• _Work request_: Among the lines of the records, find all that carry the word "Mechanisms" and copy them.

• _Exercise data_:
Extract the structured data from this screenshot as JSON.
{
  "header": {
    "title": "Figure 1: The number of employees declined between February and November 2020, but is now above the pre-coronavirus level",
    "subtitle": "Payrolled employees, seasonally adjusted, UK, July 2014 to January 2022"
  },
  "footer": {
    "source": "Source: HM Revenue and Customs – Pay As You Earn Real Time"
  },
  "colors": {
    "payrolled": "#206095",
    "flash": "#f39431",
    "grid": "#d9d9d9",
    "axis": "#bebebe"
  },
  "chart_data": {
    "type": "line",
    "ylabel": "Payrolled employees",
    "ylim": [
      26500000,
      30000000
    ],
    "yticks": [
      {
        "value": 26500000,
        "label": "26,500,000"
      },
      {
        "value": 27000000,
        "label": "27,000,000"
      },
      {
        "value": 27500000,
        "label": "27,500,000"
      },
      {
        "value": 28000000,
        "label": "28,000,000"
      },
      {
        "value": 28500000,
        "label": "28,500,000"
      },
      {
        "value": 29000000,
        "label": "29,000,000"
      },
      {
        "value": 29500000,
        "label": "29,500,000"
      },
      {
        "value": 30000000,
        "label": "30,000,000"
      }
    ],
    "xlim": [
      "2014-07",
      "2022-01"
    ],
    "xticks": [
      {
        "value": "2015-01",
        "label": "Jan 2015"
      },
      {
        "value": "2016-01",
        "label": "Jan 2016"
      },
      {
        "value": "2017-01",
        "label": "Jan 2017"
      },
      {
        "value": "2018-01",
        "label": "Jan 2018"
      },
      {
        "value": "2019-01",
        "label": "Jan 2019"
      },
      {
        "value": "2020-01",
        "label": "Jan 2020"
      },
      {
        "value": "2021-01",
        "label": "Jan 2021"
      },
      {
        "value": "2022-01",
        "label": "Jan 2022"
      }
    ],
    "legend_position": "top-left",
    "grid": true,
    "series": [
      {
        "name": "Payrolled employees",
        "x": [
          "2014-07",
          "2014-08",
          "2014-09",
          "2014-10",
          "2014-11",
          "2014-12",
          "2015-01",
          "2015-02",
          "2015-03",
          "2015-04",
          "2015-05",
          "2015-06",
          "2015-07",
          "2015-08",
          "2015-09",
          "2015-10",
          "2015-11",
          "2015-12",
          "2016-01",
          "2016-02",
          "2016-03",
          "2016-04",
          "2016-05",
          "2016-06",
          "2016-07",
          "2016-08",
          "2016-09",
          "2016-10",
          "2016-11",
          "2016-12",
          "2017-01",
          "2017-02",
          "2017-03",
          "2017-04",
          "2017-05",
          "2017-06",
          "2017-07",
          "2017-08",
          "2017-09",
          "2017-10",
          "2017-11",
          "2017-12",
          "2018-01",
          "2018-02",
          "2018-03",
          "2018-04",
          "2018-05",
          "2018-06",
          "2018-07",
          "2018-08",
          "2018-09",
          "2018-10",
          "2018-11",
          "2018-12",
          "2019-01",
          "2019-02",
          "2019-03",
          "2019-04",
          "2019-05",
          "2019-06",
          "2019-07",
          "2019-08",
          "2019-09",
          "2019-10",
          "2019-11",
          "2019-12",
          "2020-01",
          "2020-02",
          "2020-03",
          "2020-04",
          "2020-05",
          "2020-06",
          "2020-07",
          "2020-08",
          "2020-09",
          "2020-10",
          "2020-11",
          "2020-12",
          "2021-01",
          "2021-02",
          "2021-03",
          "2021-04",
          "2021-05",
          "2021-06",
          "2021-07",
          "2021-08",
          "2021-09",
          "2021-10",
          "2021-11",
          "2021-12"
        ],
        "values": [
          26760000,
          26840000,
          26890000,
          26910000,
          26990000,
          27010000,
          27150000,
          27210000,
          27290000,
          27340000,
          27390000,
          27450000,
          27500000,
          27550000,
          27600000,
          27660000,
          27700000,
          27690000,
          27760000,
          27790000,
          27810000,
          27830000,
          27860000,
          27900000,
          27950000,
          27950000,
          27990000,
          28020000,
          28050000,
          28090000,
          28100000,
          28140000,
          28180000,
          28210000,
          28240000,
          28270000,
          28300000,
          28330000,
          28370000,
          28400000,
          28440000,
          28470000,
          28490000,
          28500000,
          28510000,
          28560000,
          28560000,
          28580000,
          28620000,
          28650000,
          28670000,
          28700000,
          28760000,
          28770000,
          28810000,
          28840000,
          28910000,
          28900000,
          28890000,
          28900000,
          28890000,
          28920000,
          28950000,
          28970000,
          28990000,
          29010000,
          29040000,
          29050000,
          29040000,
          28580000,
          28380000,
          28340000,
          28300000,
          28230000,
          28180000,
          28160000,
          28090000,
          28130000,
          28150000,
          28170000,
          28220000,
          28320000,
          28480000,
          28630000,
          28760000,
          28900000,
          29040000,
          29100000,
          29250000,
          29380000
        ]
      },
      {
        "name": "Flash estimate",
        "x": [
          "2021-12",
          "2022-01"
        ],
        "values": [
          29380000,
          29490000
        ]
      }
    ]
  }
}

==

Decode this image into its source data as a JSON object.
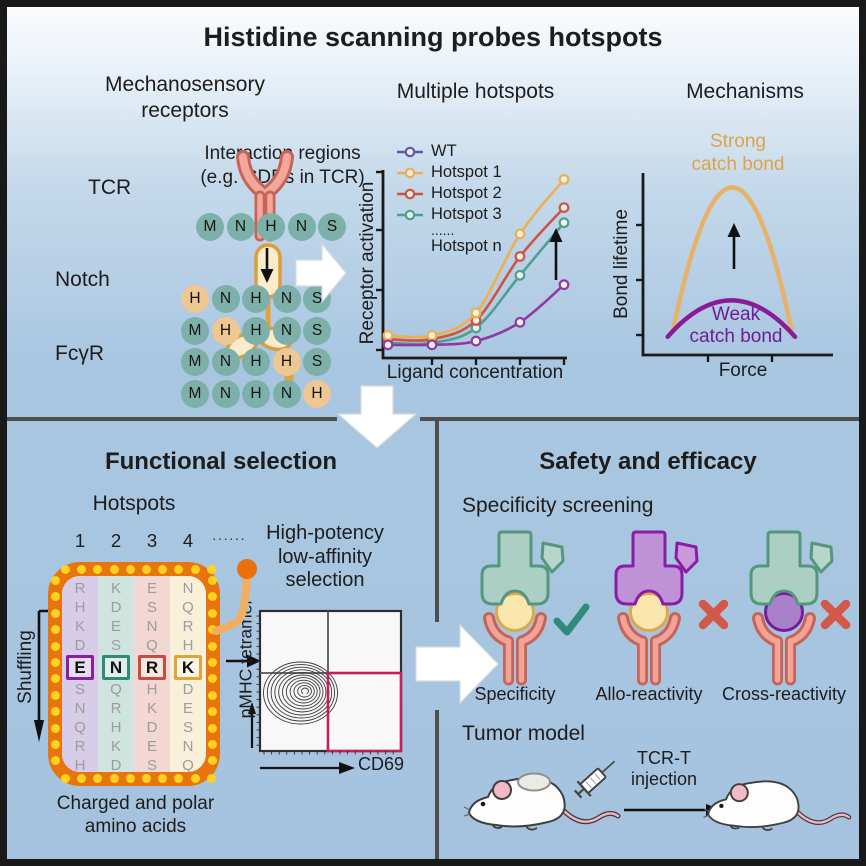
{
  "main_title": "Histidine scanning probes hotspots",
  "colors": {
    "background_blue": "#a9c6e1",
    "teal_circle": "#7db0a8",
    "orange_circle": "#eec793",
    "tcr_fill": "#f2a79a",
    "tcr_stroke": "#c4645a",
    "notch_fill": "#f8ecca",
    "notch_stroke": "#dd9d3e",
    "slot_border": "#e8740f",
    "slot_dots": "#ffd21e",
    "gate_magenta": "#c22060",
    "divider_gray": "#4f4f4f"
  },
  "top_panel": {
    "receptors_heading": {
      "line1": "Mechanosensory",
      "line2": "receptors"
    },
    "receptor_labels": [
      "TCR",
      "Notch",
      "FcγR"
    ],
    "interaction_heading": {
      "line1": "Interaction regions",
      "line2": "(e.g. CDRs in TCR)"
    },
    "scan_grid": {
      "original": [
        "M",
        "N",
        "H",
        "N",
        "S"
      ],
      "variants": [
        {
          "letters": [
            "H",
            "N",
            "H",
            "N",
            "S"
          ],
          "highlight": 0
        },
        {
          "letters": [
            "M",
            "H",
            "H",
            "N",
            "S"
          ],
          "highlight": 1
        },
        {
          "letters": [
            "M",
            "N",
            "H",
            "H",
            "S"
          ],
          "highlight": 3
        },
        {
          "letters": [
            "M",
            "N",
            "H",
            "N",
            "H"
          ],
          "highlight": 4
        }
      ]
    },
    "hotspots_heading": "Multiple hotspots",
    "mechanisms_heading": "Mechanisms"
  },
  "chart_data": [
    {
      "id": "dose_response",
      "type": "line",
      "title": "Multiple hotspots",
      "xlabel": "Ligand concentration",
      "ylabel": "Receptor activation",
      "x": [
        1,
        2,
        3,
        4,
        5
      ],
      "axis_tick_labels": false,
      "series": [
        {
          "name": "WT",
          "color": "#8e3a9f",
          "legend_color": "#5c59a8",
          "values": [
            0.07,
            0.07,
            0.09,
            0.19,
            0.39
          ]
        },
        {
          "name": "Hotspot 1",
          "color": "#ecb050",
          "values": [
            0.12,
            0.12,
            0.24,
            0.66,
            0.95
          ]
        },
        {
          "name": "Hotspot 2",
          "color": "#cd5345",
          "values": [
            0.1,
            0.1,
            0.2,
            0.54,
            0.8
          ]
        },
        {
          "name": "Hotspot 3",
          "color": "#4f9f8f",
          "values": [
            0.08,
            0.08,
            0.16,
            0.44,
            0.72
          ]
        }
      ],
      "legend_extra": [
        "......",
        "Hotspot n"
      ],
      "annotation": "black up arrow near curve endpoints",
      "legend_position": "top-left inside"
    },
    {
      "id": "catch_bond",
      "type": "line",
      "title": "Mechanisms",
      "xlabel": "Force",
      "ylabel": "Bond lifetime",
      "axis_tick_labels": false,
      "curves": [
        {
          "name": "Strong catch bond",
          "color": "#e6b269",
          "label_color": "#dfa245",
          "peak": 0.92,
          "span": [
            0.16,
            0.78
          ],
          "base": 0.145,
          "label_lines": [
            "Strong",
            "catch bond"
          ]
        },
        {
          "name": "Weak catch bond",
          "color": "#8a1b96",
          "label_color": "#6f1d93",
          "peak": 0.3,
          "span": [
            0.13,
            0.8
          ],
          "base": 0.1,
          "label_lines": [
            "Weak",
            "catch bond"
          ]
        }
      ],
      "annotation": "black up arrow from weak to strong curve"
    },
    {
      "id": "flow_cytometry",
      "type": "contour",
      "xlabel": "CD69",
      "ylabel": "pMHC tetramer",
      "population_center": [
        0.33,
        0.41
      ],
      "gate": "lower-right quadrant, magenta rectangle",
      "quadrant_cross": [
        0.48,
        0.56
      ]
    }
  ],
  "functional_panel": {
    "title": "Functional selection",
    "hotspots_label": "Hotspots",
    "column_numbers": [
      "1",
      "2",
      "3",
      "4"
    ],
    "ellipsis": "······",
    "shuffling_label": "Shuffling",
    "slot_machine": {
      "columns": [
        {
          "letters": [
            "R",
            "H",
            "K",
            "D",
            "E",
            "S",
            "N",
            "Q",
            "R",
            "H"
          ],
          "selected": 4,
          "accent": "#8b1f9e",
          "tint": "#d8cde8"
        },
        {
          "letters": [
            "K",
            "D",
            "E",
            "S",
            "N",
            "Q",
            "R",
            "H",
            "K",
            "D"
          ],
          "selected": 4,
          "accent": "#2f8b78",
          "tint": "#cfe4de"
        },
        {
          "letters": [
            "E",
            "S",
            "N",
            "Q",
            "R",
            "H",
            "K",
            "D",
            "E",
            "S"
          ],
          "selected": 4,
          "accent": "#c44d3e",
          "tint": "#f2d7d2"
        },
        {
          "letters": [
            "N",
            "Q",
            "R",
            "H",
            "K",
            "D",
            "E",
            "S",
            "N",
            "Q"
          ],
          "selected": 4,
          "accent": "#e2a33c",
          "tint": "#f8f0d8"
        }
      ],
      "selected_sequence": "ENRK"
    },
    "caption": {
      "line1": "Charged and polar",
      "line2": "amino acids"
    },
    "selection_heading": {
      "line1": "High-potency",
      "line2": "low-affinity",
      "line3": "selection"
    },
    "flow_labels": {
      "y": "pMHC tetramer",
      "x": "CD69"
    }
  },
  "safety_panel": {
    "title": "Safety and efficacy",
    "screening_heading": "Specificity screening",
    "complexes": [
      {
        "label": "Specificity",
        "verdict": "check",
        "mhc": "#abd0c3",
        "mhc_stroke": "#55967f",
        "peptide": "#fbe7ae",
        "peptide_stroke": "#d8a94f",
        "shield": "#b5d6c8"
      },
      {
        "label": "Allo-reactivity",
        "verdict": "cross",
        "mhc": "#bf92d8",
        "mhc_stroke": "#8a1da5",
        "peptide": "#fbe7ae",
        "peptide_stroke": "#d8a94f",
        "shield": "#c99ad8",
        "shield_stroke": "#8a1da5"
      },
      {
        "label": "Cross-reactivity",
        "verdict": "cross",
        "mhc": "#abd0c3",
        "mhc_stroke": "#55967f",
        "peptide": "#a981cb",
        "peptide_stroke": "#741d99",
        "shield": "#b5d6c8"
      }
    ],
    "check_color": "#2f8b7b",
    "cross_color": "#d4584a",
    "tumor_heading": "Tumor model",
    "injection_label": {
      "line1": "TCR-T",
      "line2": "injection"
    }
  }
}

• _Solution_:
    "mechanisms_heading": "Mechanisms"
      "title": "Mechanisms",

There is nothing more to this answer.